▶ [PROBLEM DESCRIPTION]: Return, word for word, every line that follows.

....................

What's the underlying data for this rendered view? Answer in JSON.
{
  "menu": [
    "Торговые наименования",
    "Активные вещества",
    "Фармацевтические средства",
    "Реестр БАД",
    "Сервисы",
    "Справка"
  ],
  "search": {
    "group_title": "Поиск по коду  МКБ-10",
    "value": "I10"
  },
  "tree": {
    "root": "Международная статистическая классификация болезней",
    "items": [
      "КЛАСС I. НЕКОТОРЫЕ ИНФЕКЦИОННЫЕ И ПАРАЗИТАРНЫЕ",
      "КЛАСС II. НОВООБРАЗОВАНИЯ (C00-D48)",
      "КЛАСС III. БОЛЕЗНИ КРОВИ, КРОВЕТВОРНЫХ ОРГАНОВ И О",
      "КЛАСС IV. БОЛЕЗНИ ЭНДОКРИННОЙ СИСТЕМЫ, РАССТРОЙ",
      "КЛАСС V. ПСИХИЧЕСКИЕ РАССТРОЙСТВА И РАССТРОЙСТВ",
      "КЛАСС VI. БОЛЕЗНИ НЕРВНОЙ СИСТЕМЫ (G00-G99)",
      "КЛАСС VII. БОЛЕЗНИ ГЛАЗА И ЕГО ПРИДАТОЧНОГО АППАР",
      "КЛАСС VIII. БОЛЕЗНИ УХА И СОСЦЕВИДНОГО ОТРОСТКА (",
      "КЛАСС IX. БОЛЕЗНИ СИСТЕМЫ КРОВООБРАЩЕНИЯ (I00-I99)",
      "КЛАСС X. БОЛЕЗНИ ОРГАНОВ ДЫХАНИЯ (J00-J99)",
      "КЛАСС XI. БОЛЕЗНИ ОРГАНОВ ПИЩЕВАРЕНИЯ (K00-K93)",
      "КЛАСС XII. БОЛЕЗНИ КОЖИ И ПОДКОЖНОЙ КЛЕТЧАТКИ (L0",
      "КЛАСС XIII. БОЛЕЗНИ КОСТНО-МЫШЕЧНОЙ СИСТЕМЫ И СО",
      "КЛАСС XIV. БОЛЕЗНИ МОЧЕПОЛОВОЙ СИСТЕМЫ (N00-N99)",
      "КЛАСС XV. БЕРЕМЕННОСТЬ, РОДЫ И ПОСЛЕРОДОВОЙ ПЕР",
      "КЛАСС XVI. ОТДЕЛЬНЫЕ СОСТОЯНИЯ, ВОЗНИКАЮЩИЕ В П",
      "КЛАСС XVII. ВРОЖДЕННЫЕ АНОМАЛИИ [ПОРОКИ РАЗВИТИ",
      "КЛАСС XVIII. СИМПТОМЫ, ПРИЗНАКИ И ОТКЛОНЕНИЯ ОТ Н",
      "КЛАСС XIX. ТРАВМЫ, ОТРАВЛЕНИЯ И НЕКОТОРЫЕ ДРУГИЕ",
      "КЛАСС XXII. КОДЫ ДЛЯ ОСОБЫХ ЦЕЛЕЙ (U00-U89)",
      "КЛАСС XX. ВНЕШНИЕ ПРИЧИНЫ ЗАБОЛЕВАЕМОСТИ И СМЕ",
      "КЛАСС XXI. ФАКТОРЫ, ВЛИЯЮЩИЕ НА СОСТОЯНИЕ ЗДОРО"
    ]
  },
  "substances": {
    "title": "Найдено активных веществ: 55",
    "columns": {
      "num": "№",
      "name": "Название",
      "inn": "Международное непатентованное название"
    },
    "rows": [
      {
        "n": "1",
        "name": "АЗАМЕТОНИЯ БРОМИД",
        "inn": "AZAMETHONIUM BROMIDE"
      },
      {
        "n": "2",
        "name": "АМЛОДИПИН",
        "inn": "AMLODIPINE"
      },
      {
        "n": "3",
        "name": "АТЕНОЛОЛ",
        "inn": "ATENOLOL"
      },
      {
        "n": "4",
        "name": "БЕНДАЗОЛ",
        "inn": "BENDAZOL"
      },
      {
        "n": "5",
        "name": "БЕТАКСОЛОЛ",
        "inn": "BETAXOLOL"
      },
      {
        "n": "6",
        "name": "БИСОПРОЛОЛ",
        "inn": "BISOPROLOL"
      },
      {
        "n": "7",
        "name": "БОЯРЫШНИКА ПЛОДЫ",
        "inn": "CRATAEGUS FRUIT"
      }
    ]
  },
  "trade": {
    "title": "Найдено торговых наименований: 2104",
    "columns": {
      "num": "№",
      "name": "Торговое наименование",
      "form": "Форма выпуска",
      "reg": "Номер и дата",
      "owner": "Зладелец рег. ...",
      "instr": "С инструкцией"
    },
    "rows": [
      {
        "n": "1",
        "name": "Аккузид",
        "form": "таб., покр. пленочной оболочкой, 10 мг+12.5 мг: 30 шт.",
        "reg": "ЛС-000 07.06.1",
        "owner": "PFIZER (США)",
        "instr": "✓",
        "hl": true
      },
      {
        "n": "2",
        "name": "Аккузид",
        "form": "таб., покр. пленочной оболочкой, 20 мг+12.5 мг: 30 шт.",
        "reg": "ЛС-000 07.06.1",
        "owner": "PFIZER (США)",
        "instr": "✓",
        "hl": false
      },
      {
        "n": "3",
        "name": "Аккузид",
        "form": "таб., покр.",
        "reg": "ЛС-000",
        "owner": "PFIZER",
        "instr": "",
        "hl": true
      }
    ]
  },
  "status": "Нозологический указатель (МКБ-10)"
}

....................

▶ [THE SOLUTION]:
What's the underlying data for this rendered view? Answer in JSON.
{
  "menu": [
    "Торговые наименования",
    "Активные вещества",
    "Фармацевтические средства",
    "Реестр БАД",
    "Сервисы",
    "Справка"
  ],
  "search": {
    "group_title": "Поиск по коду  МКБ-10",
    "value": "I10"
  },
  "tree": {
    "root": "Международная статистическая классификация болезней",
    "items": [
      "КЛАСС I. НЕКОТОРЫЕ ИНФЕКЦИОННЫЕ И ПАРАЗИТАРНЫЕ",
      "КЛАСС II. НОВООБРАЗОВАНИЯ (C00-D48)",
      "КЛАСС III. БОЛЕЗНИ КРОВИ, КРОВЕТВОРНЫХ ОРГАНОВ И О",
      "КЛАСС IV. БОЛЕЗНИ ЭНДОКРИННОЙ СИСТЕМЫ, РАССТРОЙ",
      "КЛАСС V. ПСИХИЧЕСКИЕ РАССТРОЙСТВА И РАССТРОЙСТВ",
      "КЛАСС VI. БОЛЕЗНИ НЕРВНОЙ СИСТЕМЫ (G00-G99)",
      "КЛАСС VII. БОЛЕЗНИ ГЛАЗА И ЕГО ПРИДАТОЧНОГО АППАР",
      "КЛАСС VIII. БОЛЕЗНИ УХА И СОСЦЕВИДНОГО ОТРОСТКА (",
      "КЛАСС IX. БОЛЕЗНИ СИСТЕМЫ КРОВООБРАЩЕНИЯ (I00-I99)",
      "КЛАСС X. БОЛЕЗНИ ОРГАНОВ ДЫХАНИЯ (J00-J99)",
      "КЛАСС XI. БОЛЕЗНИ ОРГАНОВ ПИЩЕВАРЕНИЯ (K00-K93)",
      "КЛАСС XII. БОЛЕЗНИ КОЖИ И ПОДКОЖНОЙ КЛЕТЧАТКИ (L0",
      "КЛАСС XIII. БОЛЕЗНИ КОСТНО-МЫШЕЧНОЙ СИСТЕМЫ И СО",
      "КЛАСС XIV. БОЛЕЗНИ МОЧЕПОЛОВОЙ СИСТЕМЫ (N00-N99)",
      "КЛАСС XV. БЕРЕМЕННОСТЬ, РОДЫ И ПОСЛЕРОДОВОЙ ПЕР",
      "КЛАСС XVI. ОТДЕЛЬНЫЕ СОСТОЯНИЯ, ВОЗНИКАЮЩИЕ В П",
      "КЛАСС XVII. ВРОЖДЕННЫЕ АНОМАЛИИ [ПОРОКИ РАЗВИТИ",
      "КЛАСС XVIII. СИМПТОМЫ, ПРИЗНАКИ И ОТКЛОНЕНИЯ ОТ Н",
      "КЛАСС XIX. ТРАВМЫ, ОТРАВЛЕНИЯ И НЕКОТОРЫЕ ДРУГИЕ",
      "КЛАСС XXII. КОДЫ ДЛЯ ОСОБЫХ ЦЕЛЕЙ (U00-U89)",
      "КЛАСС XX. ВНЕШНИЕ ПРИЧИНЫ ЗАБОЛЕВАЕМОСТИ И СМЕ",
      "КЛАСС XXI. ФАКТОРЫ, ВЛИЯЮЩИЕ НА СОСТОЯНИЕ ЗДОРО"
    ]
  },
  "substances": {
    "title": "Найдено активных веществ: 55",
    "columns": {
      "num": "№",
      "name": "Название",
      "inn": "Международное непатентованное название"
    },
    "rows": [
      {
        "n": "1",
        "name": "АЗАМЕТОНИЯ БРОМИД",
        "inn": "AZAMETHONIUM BROMIDE"
      },
      {
        "n": "2",
        "name": "АМЛОДИПИН",
        "inn": "AMLODIPINE"
      },
      {
        "n": "3",
        "name": "АТЕНОЛОЛ",
        "inn": "ATENOLOL"
      },
      {
        "n": "4",
        "name": "БЕНДАЗОЛ",
        "inn": "BENDAZOL"
      },
      {
        "n": "5",
        "name": "БЕТАКСОЛОЛ",
        "inn": "BETAXOLOL"
      },
      {
        "n": "6",
        "name": "БИСОПРОЛОЛ",
        "inn": "BISOPROLOL"
      },
      {
        "n": "7",
        "name": "БОЯРЫШНИКА ПЛОДЫ",
        "inn": "CRATAEGUS FRUIT"
      }
    ]
  },
  "trade": {
    "title": "Найдено торговых наименований: 2104",
    "columns": {
      "num": "№",
      "name": "Торговое наименование",
      "form": "Форма выпуска",
      "reg": "Номер и дата",
      "owner": "Зладелец рег. ...",
      "instr": "С инструкцией"
    },
    "rows": [
      {
        "n": "1",
        "name": "Аккузид",
        "form": "таб., покр. пленочной оболочкой, 10 мг+12.5 мг: 30 шт.",
        "reg": "ЛС-000 07.06.1",
        "owner": "PFIZER (США)",
        "instr": "✓",
        "hl": true
      },
      {
        "n": "2",
        "name": "Аккузид",
        "form": "таб., покр. пленочной оболочкой, 20 мг+12.5 мг: 30 шт.",
        "reg": "ЛС-000 07.06.1",
        "owner": "PFIZER (США)",
        "instr": "✓",
        "hl": false
      },
      {
        "n": "3",
        "name": "Аккузид",
        "form": "таб., покр.",
        "reg": "ЛС-000",
        "owner": "PFIZER",
        "instr": "",
        "hl": true
      }
    ]
  },
  "status": "Нозологический указатель (МКБ-10)"
}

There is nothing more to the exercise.